A Muslim deputy minister in President Mahinda Rajapakse's government, Faiser Mustapha, was trapped inside a school along with dozens of Muslims who fled their homes fearing attacks from hardline Buddhist mobs.
Official sources said police commandos were deployed to rescue Mustapha who had been talking to all sides to bring about an end to the unrest.
President Rajapakse, currently visiting Bolivia, said in a statement that he will not allow "anyone to take the law into their own hand".
"An investigation will be held for (the) law to take its course of action to bring to book those responsible for incidents in Alutgama," the President said on Twitter. "I urge all parties concerned to act with restraint."
Shops and homes attacked
Residents said Muslims were leaving their homes and seeking shelter in community centres after several shops and houses were set ablaze by mobs.
"Several Muslim-owned shops have been burnt and (their) homes attacked," a resident in Beruwala told AFP by telephone.
The two groups attacked each other with stones - the latest in a series of religious clashes to hit the island.
A police spokesman said trouble began when a group led by Buddhist monks held a rally in an area where there is a concentration of Muslims, who are a minority in the mainly Buddhist country.
There was no immediate comment from either side.
"The curfew was declared to bring the situation under control," a police officer in the area told reporters. "The curfew was extended to a neighbouring area to prevent an escalation of clashes."

(Raw records)
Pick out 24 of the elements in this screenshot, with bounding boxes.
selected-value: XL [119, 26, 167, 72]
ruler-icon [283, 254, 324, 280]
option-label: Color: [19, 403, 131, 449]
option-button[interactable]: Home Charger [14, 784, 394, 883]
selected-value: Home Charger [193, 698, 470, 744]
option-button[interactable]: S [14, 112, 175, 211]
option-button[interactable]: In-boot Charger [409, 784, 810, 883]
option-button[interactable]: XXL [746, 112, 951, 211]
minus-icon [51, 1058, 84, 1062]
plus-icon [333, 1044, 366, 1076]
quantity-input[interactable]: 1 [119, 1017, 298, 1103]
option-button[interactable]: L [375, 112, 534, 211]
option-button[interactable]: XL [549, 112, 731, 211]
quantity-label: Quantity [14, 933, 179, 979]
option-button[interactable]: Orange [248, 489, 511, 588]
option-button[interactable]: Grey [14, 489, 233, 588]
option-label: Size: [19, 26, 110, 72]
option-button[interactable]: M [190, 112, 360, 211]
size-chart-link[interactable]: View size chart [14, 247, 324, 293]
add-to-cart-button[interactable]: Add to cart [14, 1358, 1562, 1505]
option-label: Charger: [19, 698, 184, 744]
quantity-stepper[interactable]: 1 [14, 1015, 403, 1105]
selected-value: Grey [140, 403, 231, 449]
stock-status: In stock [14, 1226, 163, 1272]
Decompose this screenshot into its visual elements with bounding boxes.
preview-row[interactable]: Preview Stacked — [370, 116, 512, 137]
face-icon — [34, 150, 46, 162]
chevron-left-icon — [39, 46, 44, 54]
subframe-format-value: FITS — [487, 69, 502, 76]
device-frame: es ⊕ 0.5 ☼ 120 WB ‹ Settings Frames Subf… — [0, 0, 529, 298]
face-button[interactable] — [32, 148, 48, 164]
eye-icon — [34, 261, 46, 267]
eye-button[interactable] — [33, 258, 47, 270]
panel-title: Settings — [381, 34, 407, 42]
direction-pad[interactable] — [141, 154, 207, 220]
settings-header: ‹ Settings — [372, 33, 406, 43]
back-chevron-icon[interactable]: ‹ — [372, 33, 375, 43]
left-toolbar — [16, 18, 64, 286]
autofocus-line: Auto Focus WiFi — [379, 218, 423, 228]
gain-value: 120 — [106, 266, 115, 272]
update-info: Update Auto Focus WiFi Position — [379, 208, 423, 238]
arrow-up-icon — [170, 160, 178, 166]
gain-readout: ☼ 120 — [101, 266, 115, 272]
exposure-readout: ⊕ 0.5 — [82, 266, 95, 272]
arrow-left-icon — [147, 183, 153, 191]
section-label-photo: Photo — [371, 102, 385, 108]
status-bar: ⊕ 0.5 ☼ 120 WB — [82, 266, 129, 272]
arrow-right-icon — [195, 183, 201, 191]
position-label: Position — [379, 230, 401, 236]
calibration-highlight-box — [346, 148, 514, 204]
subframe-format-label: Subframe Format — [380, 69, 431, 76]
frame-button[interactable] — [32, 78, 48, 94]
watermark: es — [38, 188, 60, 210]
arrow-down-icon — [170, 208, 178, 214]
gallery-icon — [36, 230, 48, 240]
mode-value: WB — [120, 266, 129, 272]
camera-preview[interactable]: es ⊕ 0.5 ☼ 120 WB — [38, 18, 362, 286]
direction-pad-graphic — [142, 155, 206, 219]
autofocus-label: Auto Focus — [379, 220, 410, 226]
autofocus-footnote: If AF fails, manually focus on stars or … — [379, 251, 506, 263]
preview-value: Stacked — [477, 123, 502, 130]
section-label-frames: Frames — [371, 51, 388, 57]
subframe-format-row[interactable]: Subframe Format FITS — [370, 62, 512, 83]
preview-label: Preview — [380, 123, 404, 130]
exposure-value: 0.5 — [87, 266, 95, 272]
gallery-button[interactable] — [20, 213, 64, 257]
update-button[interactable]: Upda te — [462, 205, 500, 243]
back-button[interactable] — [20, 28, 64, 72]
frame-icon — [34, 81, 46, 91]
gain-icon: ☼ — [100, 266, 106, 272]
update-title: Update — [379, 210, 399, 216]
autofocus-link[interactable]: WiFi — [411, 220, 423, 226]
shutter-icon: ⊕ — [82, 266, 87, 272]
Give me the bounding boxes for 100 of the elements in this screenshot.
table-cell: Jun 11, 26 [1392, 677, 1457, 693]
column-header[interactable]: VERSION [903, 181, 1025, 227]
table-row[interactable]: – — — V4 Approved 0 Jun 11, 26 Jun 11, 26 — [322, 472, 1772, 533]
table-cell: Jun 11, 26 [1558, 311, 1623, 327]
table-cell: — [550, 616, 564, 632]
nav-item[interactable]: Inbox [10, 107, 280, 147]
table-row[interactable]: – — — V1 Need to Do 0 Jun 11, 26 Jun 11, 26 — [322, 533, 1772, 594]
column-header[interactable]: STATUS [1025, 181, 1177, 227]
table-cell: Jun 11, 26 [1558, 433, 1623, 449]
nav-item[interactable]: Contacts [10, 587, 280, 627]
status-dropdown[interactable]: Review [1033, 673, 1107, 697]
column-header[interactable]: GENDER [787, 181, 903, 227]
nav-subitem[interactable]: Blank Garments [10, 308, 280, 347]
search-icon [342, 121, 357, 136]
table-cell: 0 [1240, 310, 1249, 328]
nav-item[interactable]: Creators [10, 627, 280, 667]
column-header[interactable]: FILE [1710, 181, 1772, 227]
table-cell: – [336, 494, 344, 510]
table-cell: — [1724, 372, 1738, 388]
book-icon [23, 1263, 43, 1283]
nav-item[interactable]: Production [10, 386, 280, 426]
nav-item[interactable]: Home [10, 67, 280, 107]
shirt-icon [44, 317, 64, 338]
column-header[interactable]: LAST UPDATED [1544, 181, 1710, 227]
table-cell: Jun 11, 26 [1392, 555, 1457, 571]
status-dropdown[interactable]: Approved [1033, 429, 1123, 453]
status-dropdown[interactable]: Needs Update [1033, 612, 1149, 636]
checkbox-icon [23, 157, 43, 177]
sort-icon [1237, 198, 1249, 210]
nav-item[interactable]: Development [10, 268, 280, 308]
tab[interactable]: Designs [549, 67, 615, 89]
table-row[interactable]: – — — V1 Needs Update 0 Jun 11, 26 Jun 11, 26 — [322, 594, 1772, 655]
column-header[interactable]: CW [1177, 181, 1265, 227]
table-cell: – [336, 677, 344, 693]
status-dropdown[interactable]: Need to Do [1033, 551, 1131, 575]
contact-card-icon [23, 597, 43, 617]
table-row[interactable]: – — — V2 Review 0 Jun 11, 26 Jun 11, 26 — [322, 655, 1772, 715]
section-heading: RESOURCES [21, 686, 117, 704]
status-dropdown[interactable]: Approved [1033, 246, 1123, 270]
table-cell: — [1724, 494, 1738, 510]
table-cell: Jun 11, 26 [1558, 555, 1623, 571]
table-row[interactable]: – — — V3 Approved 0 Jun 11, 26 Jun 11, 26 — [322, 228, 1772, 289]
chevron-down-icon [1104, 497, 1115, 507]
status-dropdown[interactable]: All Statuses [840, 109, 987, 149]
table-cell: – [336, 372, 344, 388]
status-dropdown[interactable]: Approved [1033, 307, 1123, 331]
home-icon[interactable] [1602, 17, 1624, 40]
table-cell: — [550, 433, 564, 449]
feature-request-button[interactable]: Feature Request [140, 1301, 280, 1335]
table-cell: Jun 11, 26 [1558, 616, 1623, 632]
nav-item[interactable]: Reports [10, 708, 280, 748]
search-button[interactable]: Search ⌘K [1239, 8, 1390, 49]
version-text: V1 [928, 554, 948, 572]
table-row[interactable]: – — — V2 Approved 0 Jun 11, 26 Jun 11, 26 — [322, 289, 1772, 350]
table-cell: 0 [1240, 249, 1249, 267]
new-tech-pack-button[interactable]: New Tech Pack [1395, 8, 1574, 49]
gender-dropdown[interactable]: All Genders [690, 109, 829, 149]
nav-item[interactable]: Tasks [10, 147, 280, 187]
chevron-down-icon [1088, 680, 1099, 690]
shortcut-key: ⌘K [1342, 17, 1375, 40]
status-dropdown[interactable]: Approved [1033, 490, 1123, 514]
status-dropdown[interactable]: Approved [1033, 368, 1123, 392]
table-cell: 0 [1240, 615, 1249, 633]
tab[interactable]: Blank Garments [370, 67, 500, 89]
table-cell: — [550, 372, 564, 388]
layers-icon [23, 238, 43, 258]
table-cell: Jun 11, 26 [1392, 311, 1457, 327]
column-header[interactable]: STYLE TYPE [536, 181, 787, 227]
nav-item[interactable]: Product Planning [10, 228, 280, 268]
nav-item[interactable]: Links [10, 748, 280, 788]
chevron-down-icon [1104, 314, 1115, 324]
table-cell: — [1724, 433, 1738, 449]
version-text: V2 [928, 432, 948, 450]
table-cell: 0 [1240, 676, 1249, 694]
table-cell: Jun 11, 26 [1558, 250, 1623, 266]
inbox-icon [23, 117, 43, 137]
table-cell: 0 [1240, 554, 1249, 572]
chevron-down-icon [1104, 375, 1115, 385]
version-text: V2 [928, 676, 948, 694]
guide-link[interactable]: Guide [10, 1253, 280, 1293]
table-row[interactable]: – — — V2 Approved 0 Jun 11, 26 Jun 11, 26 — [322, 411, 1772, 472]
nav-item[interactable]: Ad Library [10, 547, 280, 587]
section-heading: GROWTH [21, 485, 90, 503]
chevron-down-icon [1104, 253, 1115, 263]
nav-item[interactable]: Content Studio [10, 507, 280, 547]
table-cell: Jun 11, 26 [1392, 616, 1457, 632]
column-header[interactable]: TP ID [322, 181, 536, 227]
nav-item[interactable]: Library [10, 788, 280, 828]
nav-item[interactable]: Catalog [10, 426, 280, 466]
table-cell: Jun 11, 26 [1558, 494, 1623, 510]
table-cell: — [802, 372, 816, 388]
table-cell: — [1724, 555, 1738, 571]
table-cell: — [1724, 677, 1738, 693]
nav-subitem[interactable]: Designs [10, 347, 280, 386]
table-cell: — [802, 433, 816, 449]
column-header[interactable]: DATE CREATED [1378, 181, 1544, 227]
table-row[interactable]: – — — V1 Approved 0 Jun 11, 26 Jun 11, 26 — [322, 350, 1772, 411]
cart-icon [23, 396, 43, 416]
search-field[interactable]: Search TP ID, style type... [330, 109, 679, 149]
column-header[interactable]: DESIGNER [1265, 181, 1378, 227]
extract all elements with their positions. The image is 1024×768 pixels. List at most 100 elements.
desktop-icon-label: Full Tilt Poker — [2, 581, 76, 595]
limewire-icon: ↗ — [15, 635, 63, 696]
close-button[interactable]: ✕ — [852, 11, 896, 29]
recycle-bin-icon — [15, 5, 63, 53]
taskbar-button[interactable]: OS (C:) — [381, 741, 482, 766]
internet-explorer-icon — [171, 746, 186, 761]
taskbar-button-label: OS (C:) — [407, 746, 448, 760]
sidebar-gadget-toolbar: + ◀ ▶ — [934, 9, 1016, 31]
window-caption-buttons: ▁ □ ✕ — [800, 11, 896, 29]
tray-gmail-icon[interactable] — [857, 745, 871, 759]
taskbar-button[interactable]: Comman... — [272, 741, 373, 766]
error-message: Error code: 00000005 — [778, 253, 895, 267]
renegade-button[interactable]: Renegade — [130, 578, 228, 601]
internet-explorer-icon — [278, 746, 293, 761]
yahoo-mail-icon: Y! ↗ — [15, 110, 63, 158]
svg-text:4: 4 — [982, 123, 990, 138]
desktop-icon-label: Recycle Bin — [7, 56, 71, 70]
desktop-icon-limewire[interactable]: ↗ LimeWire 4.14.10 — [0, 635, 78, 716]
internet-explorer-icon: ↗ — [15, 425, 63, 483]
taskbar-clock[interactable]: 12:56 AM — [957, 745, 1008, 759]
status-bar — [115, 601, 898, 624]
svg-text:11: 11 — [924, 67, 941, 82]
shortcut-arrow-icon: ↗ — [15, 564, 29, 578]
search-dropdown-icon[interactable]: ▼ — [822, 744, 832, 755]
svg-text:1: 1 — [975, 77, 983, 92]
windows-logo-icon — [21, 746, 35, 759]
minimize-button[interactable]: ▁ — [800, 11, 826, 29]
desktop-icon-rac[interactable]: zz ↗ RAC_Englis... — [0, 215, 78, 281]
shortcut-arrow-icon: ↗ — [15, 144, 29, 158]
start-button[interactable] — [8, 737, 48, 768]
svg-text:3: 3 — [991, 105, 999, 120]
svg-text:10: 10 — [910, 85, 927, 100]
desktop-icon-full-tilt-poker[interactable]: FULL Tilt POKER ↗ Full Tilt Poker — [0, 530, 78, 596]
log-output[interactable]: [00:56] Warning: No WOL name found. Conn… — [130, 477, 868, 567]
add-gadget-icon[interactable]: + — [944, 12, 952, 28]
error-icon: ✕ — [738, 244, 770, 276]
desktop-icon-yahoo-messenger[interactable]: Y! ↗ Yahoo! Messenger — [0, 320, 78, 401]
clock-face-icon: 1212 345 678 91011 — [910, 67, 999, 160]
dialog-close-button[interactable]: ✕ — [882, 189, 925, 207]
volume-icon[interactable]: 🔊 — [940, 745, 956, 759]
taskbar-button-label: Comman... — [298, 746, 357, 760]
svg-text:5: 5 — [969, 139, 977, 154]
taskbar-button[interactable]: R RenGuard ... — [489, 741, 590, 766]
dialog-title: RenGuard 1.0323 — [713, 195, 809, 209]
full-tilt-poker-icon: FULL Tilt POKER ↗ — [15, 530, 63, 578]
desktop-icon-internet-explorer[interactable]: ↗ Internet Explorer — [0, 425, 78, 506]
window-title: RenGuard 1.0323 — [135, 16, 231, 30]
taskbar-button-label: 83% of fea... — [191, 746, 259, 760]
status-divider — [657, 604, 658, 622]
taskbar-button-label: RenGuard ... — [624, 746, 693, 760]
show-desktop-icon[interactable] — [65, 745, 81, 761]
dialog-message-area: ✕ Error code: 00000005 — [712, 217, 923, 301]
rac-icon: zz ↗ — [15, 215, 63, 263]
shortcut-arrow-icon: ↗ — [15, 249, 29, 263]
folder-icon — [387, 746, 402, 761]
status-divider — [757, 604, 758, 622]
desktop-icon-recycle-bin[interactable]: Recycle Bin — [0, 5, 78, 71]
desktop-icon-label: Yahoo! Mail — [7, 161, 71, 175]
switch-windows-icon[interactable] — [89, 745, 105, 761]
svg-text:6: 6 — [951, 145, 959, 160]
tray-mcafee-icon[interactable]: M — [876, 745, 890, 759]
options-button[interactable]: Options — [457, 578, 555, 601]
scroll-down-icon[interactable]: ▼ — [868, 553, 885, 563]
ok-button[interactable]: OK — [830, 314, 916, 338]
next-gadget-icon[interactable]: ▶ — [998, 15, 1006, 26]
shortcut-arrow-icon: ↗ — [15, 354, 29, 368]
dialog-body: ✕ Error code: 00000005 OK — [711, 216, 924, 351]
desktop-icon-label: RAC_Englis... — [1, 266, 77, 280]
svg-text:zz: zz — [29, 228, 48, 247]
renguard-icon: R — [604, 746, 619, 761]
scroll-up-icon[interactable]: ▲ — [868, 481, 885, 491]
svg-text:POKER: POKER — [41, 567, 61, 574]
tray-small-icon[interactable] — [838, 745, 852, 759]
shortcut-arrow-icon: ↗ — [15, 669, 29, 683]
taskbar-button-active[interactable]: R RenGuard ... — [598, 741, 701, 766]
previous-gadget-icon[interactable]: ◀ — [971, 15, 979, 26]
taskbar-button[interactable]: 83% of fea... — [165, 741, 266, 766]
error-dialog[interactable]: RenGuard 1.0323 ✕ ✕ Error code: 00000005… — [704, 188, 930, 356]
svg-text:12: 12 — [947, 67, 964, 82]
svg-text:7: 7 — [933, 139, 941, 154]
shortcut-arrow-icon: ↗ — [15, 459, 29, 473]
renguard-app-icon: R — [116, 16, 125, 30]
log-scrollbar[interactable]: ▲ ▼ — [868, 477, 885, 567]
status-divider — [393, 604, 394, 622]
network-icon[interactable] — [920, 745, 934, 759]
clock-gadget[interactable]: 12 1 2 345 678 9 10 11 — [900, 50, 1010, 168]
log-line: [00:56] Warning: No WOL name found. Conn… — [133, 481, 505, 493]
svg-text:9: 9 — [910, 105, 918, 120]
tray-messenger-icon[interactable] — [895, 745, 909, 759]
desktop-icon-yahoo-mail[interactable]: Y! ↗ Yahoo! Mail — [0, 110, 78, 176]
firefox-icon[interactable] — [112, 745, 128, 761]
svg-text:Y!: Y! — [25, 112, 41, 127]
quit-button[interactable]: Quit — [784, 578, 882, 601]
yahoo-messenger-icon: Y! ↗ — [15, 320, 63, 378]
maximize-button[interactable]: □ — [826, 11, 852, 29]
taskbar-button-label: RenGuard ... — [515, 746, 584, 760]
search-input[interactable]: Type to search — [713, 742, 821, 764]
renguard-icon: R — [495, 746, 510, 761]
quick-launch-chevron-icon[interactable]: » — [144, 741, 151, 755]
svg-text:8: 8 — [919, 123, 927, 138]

Job A: According to the news report on the Alutgama unrest, why was the curfew extended to a neighboring area? Answer in one to three sentences.
Job B: Transcribe the part of the news report on the Alutgama unrest that runs from "The two groups" to "from either side.".
The records are not needed for this work.

Written reply A: A police officer in the area said the curfew was extended to a neighboring area to prevent the clashes from escalating. The curfew itself had been declared to bring the situation under control.

Written reply B:
The two groups attacked each other with stones - the latest in a series of religious clashes to hit the island.
A police spokesman said trouble began when a group led by Buddhist monks held a rally in an area where there is a concentration of Muslims, who are a minority in the mainly Buddhist country.
There was no immediate comment from either side.